WHAT TO PRODUCE – Go over the entries below line by line, copying each one that contains the word "ListServer".

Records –
-- start --

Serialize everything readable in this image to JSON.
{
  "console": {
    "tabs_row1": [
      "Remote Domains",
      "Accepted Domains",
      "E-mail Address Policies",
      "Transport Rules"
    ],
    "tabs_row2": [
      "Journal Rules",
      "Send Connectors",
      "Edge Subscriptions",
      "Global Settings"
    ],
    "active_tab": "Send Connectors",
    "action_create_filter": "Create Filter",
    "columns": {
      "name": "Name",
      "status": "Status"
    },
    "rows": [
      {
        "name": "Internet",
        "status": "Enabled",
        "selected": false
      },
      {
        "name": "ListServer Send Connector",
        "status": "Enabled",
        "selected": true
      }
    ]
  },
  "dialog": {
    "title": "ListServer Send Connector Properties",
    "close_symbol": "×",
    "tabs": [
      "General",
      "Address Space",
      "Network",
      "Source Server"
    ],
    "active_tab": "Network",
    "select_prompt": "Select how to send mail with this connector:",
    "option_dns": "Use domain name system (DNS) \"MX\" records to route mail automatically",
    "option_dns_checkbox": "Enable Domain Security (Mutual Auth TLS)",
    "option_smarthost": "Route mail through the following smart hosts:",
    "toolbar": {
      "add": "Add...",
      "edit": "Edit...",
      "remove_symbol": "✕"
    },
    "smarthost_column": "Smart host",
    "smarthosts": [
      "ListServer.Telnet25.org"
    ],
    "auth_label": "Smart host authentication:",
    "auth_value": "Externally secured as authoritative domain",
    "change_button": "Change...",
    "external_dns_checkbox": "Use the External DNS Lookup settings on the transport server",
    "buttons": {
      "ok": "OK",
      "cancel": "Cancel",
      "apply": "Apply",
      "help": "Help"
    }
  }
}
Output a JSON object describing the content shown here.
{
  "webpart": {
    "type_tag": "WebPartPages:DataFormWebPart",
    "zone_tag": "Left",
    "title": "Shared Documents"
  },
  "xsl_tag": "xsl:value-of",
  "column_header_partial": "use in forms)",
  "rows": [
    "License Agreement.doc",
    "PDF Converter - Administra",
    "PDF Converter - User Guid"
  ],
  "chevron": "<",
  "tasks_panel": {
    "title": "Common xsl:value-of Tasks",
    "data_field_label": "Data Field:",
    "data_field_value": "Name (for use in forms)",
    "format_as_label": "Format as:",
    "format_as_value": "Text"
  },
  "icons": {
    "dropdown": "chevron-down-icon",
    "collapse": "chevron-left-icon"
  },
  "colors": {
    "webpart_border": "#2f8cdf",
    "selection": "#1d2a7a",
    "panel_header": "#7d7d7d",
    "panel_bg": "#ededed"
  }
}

-- end --

TASK RESPONSE –
        "name": "ListServer Send Connector",
    "title": "ListServer Send Connector Properties",
      "ListServer.Telnet25.org"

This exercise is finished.